- **Data for the task**
::::::
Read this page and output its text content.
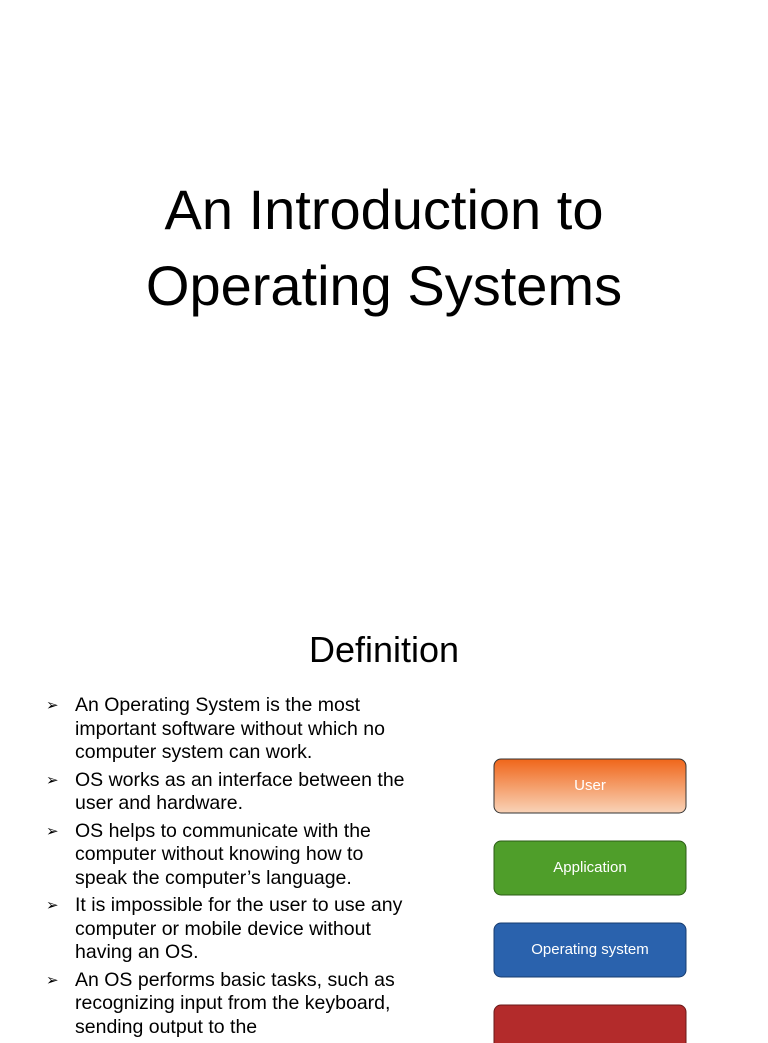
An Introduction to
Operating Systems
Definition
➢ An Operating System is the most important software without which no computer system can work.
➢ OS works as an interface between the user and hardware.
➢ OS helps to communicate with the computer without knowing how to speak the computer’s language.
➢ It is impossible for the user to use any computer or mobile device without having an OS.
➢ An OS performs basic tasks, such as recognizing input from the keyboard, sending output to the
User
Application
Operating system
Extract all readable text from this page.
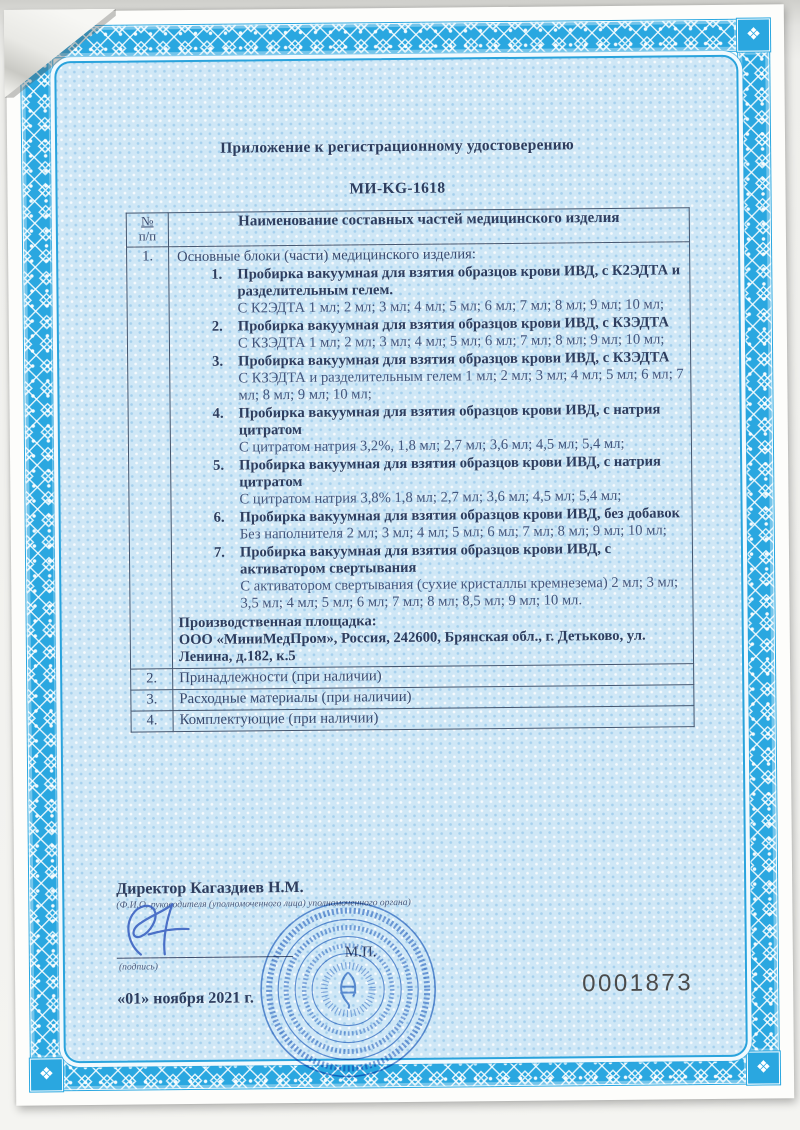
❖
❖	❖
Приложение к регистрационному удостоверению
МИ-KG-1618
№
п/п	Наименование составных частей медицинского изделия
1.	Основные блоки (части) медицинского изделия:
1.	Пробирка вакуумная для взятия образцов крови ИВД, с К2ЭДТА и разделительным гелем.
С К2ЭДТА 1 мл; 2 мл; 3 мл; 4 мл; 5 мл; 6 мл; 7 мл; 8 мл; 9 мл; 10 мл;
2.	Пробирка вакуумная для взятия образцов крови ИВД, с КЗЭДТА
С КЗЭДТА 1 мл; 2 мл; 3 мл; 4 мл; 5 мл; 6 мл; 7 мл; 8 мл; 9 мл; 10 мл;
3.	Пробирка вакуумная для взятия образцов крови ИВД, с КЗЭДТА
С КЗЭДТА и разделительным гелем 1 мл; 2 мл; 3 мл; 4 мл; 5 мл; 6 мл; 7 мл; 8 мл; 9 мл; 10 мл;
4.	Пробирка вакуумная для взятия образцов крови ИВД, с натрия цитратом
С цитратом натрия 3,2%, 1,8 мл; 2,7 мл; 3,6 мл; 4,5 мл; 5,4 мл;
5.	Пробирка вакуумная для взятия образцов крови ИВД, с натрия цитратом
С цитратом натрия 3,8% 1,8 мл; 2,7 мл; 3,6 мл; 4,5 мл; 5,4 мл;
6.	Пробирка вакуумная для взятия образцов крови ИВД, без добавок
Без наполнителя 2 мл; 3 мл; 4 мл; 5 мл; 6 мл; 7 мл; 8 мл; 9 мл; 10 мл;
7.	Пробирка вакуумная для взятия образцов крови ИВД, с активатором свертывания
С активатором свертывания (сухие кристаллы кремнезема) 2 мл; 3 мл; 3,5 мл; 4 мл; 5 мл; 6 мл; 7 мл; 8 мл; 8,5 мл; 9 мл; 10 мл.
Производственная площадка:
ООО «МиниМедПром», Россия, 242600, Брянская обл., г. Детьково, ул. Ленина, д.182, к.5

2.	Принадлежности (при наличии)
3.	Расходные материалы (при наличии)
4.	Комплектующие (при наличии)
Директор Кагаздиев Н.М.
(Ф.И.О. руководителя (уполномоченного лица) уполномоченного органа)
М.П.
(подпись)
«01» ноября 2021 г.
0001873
::::::
Take every line containing the word "натрия" and copy it.

4.	Пробирка вакуумная для взятия образцов крови ИВД, с натрия цитратом
С цитратом натрия 3,2%, 1,8 мл; 2,7 мл; 3,6 мл; 4,5 мл; 5,4 мл;
5.	Пробирка вакуумная для взятия образцов крови ИВД, с натрия цитратом
С цитратом натрия 3,8% 1,8 мл; 2,7 мл; 3,6 мл; 4,5 мл; 5,4 мл;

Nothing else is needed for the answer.